Stored records:
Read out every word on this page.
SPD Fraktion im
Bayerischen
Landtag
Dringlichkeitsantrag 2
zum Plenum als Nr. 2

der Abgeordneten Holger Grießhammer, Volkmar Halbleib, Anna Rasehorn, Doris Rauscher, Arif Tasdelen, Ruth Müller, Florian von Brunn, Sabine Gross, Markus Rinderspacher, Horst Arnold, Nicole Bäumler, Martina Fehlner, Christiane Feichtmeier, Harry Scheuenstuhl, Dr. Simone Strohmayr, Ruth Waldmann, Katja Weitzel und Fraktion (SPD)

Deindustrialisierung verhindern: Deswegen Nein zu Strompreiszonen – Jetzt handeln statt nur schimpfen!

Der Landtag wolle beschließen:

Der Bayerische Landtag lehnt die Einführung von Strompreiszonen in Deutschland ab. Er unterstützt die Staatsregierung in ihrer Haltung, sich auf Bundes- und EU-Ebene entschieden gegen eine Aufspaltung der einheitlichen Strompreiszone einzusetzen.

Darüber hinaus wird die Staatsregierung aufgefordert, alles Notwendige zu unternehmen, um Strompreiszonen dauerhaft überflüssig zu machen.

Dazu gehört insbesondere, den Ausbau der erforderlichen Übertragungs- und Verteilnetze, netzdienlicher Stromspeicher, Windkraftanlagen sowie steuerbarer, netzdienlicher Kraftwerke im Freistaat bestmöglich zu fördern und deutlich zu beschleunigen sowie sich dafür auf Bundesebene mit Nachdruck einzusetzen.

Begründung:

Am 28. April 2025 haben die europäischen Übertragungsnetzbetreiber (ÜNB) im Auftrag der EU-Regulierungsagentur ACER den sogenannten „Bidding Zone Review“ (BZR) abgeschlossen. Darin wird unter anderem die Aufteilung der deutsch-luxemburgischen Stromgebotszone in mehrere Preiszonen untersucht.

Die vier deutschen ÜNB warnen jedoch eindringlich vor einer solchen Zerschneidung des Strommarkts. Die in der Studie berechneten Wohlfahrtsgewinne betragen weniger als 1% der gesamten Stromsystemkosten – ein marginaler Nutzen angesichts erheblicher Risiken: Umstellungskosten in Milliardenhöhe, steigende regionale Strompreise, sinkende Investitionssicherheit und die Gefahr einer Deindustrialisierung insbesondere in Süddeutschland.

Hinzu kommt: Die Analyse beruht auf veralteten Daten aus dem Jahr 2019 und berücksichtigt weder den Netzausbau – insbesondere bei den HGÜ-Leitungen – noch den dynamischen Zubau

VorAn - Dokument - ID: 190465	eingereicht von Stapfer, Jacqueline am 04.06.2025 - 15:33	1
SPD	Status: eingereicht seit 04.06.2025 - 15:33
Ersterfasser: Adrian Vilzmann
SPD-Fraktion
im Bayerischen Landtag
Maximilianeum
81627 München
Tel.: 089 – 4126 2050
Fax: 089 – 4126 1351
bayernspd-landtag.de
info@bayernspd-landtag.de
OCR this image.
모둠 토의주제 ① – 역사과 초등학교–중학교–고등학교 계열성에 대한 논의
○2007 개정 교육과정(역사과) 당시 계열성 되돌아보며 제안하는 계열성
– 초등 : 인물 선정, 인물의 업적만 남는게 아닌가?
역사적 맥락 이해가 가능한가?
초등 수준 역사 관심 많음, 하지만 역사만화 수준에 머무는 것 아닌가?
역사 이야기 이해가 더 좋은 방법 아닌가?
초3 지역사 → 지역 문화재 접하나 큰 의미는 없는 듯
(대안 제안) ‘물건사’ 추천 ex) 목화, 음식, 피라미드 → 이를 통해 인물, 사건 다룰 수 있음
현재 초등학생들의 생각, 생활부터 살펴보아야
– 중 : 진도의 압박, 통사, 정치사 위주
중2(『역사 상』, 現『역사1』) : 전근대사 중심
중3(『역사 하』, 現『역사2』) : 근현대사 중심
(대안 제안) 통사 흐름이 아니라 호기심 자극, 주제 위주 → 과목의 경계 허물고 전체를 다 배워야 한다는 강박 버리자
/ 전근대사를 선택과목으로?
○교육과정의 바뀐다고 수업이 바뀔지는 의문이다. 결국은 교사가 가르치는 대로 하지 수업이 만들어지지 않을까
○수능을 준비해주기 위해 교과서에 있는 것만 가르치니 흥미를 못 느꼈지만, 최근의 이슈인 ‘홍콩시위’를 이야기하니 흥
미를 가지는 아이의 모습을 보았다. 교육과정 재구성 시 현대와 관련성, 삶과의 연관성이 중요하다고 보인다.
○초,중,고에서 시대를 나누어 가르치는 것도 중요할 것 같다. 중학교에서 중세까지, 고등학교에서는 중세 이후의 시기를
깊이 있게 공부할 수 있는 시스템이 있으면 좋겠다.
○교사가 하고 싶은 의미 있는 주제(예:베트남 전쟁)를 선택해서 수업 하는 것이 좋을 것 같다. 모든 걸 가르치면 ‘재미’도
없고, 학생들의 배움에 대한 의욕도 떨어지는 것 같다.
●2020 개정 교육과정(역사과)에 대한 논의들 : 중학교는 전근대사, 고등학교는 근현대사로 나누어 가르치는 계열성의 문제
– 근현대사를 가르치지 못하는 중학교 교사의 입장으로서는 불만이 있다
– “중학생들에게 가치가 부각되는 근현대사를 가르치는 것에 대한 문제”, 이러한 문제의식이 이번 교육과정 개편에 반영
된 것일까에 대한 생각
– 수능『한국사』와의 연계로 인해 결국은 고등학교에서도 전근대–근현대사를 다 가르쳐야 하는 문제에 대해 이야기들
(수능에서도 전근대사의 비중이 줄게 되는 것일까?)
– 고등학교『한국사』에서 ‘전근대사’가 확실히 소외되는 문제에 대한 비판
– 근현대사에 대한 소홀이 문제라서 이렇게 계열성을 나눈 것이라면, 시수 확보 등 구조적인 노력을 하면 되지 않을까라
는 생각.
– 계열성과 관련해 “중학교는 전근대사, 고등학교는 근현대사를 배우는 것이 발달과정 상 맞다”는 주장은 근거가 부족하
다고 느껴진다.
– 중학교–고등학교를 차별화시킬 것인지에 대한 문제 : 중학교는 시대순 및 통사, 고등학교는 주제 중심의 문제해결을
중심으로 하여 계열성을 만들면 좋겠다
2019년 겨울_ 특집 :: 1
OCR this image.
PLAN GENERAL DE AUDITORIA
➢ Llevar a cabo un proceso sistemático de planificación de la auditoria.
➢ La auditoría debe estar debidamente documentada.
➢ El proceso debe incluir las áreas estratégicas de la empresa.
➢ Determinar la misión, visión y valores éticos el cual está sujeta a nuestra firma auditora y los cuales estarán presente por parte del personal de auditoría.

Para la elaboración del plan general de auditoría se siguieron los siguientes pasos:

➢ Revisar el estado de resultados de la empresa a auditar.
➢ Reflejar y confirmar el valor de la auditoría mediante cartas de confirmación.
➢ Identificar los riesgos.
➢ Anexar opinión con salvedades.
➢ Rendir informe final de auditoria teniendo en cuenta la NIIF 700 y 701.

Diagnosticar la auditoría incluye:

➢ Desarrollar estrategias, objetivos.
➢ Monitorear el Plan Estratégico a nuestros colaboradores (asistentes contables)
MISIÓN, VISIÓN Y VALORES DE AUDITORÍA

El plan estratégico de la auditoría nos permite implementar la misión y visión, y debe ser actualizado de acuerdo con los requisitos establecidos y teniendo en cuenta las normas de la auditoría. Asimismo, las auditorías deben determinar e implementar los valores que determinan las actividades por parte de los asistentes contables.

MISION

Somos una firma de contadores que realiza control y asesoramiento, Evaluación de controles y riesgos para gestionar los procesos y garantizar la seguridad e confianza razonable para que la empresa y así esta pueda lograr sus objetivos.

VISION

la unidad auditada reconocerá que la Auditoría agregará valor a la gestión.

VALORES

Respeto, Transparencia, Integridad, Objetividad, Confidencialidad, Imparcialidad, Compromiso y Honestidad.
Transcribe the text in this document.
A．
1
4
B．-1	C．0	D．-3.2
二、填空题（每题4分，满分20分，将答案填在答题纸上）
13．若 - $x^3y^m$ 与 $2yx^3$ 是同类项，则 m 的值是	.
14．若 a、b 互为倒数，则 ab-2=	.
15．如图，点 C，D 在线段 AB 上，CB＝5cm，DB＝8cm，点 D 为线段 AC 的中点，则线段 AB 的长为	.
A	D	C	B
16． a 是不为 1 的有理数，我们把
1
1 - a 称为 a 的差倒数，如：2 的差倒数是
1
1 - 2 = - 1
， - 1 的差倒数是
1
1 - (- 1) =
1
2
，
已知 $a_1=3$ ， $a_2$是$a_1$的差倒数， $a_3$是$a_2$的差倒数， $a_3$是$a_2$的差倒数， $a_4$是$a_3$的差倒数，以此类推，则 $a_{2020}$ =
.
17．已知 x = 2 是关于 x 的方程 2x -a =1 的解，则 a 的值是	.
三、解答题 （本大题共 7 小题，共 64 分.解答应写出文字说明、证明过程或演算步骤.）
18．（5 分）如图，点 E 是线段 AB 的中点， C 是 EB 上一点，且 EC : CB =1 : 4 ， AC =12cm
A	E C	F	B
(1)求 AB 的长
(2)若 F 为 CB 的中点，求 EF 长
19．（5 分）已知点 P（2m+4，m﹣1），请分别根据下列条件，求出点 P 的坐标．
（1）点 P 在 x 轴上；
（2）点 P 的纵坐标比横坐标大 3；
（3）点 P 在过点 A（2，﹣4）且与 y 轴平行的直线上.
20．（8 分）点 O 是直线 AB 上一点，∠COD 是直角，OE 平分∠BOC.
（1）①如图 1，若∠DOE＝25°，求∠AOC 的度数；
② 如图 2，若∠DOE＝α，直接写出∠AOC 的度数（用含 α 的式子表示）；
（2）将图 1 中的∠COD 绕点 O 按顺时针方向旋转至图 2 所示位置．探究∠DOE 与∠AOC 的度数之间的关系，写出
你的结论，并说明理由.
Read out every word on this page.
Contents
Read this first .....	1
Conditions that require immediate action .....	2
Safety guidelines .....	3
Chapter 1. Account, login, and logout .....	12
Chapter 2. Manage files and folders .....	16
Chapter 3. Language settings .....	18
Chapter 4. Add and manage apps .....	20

GOAL: For each line in the data above that contains the string "Staatsregierung", extract the line.

EXERCISE RESULT:
Der Bayerische Landtag lehnt die Einführung von Strompreiszonen in Deutschland ab. Er unterstützt die Staatsregierung in ihrer Haltung, sich auf Bundes- und EU-Ebene entschieden gegen eine Aufspaltung der einheitlichen Strompreiszone einzusetzen.
Darüber hinaus wird die Staatsregierung aufgefordert, alles Notwendige zu unternehmen, um Strompreiszonen dauerhaft überflüssig zu machen.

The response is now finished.